On 06/02/2010 11:50 AM, Andi Kleen wrote:
On Wed, Jun 02, 2010 at 05:51:14AM +0300, Avi Kivity wrote:
On 06/01/2010 08:27 PM, Andi Kleen wrote:
On Tue, Jun 01, 2010 at 07:52:28PM +0300, Avi Kivity wrote:
We are running everything on NUMA (since all modern machines are now NUMA).
At what scale do the issues become observable?
On Intel platforms it's visible starting with 4 sockets.
Can you recommend a benchmark that shows bad behaviour? I'll run it with
Pretty much anything with high lock contention.
Okay, we'll try to measure it here as soon as we can switch it into numa
mode.
Do you have any idea how we can tackle both problems?
Apparently Xen has something, perhaps that can be leveraged
(but I haven't looked at their solution in detail)

# DATA:
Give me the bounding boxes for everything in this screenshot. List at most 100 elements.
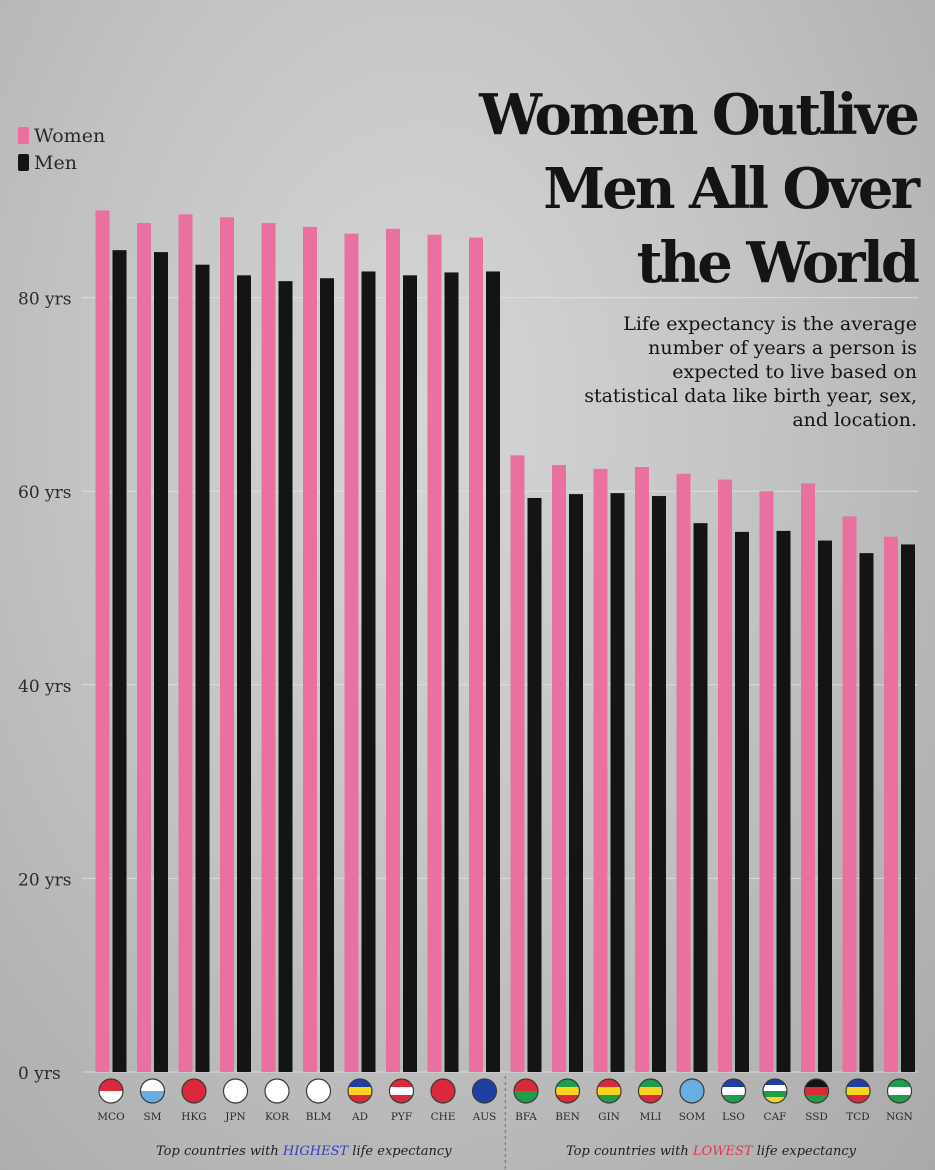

# TASK:
Reproduce the passage of the NUMA thread from "On 06/02/2010 11:50" to "tackle both problems?" without changing any words.

# SOLUTION FOR THIS PROBLEM:
On 06/02/2010 11:50 AM, Andi Kleen wrote:
On Wed, Jun 02, 2010 at 05:51:14AM +0300, Avi Kivity wrote:
On 06/01/2010 08:27 PM, Andi Kleen wrote:
On Tue, Jun 01, 2010 at 07:52:28PM +0300, Avi Kivity wrote:
We are running everything on NUMA (since all modern machines are now NUMA).
At what scale do the issues become observable?
On Intel platforms it's visible starting with 4 sockets.
Can you recommend a benchmark that shows bad behaviour? I'll run it with
Pretty much anything with high lock contention.
Okay, we'll try to measure it here as soon as we can switch it into numa
mode.
Do you have any idea how we can tackle both problems?